── Information supplied ──
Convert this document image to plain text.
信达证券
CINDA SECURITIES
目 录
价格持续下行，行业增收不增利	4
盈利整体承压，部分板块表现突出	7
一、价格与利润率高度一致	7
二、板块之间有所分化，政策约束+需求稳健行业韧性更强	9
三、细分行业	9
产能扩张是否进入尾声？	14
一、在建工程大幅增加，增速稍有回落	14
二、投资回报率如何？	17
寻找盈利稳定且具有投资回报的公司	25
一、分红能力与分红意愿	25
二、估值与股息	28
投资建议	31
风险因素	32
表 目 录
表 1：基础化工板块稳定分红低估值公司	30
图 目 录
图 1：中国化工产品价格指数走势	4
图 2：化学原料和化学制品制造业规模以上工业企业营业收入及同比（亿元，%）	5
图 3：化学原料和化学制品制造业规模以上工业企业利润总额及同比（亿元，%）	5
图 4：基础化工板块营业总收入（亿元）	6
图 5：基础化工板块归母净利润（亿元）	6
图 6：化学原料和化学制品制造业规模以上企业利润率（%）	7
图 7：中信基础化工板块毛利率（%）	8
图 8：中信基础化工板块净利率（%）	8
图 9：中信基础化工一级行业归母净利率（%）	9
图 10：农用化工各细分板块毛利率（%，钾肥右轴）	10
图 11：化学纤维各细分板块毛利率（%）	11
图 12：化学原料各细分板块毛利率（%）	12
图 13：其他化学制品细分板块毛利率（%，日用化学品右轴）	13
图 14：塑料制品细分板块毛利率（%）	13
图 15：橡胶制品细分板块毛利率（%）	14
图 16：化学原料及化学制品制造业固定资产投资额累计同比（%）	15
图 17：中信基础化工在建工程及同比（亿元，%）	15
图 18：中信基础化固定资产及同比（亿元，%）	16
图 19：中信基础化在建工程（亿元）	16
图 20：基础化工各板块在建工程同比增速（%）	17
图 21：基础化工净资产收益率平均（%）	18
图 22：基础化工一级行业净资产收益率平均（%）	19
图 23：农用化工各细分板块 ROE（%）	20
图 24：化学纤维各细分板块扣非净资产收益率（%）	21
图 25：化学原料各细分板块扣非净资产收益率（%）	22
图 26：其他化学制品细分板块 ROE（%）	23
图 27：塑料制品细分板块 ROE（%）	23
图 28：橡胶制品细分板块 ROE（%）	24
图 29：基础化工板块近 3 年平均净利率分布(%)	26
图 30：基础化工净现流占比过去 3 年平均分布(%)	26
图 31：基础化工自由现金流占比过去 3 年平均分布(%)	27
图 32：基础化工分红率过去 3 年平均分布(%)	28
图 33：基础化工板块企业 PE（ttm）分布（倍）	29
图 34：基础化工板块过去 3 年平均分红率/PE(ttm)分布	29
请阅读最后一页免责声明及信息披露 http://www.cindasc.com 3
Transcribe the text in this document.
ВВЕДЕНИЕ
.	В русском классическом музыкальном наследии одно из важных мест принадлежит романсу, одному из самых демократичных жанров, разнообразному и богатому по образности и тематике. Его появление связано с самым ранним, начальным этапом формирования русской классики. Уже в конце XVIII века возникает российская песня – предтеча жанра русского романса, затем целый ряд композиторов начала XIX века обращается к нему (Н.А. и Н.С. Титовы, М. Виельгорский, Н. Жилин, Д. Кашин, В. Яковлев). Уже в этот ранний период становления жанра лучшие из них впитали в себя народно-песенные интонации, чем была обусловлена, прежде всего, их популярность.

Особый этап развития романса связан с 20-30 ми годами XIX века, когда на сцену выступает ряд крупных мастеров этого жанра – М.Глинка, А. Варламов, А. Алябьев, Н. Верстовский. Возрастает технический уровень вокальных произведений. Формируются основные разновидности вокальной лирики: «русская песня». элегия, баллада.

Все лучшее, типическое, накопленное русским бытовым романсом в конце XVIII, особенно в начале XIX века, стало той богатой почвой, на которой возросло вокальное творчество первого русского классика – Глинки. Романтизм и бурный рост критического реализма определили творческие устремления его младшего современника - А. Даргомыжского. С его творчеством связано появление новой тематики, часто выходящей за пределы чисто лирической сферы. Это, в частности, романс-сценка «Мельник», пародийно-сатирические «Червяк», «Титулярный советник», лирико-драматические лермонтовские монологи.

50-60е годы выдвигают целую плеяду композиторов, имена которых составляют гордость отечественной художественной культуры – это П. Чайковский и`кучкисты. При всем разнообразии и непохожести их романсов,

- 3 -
───
▸ Goal
Say how many lines of the data include the string "жанра". Nothing other than the number should be given.

▸ Answer below
2